> **WHAT IS REQUIRED**: List all lines of the data containing the word "fate".

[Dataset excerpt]
========

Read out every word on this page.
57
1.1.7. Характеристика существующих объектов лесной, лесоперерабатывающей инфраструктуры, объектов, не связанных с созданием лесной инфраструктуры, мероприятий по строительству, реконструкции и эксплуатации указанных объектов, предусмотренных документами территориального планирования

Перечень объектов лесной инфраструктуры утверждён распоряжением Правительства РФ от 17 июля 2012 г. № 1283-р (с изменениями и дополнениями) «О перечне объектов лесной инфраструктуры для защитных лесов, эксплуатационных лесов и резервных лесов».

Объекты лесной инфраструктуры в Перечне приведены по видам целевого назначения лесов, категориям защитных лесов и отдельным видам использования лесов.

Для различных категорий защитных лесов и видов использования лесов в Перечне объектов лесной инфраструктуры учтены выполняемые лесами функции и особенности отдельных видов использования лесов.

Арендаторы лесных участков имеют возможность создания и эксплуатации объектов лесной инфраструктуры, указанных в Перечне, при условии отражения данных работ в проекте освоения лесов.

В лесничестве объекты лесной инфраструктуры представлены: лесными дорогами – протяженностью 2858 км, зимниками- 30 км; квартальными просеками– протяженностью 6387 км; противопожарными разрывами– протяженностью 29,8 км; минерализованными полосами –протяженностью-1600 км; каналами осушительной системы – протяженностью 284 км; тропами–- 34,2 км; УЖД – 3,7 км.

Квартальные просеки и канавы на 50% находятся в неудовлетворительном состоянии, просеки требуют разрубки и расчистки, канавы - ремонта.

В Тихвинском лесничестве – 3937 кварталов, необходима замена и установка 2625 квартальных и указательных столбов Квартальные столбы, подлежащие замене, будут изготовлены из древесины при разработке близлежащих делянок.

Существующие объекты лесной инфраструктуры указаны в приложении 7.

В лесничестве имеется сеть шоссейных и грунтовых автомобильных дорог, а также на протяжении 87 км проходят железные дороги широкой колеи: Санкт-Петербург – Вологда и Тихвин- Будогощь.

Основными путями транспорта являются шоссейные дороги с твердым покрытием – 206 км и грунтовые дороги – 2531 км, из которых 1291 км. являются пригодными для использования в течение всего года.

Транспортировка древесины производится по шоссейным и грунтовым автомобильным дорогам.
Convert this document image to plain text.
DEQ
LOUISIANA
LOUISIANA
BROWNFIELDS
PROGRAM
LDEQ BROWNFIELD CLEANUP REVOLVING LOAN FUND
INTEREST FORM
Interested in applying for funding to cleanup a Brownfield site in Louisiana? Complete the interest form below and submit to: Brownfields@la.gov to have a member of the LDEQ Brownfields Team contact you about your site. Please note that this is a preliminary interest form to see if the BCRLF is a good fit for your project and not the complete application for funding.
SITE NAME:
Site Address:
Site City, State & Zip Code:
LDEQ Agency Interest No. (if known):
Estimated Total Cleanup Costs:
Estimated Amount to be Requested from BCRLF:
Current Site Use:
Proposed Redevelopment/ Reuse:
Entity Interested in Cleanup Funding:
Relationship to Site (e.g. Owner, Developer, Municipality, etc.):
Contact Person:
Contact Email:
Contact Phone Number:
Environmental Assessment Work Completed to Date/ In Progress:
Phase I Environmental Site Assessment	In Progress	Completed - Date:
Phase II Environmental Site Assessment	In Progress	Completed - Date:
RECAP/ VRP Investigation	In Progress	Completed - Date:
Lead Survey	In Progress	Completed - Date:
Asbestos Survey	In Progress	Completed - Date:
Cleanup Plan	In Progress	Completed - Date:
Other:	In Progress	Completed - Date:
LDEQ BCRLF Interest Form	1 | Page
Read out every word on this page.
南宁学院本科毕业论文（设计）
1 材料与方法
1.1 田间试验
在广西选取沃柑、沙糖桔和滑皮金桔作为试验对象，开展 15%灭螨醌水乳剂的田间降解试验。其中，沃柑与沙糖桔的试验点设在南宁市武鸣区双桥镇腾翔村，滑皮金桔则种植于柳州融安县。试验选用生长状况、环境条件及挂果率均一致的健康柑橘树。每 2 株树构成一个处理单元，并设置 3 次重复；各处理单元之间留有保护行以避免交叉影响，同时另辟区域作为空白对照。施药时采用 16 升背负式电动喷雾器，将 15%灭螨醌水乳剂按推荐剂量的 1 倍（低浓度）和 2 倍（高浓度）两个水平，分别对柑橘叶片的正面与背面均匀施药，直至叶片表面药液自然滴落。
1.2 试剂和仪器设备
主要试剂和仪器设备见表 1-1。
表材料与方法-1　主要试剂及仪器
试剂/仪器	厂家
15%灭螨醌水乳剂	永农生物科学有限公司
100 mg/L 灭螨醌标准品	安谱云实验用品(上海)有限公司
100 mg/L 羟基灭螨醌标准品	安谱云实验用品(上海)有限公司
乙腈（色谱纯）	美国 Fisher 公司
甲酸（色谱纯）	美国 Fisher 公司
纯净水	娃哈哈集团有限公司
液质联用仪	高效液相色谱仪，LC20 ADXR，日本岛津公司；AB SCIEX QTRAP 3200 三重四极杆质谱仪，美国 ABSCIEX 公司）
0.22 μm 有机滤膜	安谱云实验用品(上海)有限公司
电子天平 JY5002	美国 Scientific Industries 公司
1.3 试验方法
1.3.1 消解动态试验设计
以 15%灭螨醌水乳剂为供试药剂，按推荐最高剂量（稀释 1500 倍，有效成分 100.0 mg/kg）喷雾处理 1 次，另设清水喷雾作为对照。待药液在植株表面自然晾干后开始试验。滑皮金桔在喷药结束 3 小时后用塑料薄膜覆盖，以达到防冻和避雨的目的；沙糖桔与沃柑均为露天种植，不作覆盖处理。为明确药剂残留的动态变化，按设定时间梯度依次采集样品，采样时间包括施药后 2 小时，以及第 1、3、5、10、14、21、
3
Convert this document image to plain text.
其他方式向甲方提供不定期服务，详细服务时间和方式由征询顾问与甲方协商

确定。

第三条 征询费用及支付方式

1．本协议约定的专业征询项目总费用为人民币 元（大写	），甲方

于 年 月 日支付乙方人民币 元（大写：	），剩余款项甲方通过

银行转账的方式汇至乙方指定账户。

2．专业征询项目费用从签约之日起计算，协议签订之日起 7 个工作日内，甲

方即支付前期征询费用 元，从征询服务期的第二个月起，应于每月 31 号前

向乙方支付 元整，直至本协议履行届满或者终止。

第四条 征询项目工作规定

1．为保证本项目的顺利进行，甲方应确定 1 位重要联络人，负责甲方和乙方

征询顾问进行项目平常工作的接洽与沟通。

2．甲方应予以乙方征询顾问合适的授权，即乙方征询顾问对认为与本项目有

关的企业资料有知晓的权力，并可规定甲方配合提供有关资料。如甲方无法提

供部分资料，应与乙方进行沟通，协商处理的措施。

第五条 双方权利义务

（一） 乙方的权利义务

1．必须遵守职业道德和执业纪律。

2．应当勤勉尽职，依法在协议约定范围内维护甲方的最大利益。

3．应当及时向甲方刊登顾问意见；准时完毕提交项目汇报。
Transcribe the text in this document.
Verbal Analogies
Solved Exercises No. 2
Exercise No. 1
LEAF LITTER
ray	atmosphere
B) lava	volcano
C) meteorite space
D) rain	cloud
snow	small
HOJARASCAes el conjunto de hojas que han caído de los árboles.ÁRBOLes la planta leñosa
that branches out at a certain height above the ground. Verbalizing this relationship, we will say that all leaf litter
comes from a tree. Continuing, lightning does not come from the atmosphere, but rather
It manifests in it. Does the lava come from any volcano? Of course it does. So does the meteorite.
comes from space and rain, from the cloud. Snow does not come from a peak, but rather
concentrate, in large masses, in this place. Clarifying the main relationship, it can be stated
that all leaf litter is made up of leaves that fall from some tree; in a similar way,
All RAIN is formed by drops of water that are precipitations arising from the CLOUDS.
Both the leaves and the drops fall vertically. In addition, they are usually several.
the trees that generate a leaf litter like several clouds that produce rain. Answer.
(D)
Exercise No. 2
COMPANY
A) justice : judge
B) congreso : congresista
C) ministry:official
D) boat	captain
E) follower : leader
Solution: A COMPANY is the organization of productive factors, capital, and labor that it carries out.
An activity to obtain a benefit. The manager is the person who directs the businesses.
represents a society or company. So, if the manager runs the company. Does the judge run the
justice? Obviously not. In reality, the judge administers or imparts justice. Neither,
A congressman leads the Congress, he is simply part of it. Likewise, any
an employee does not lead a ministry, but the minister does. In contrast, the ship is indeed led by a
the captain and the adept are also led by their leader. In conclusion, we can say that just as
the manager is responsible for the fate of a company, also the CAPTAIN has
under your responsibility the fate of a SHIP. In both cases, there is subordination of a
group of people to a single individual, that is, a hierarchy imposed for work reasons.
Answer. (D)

========

> **RESULT OF THE EXERCISE**:
the manager is responsible for the fate of a company, also the CAPTAIN has
under your responsibility the fate of a SHIP. In both cases, there is subordination of a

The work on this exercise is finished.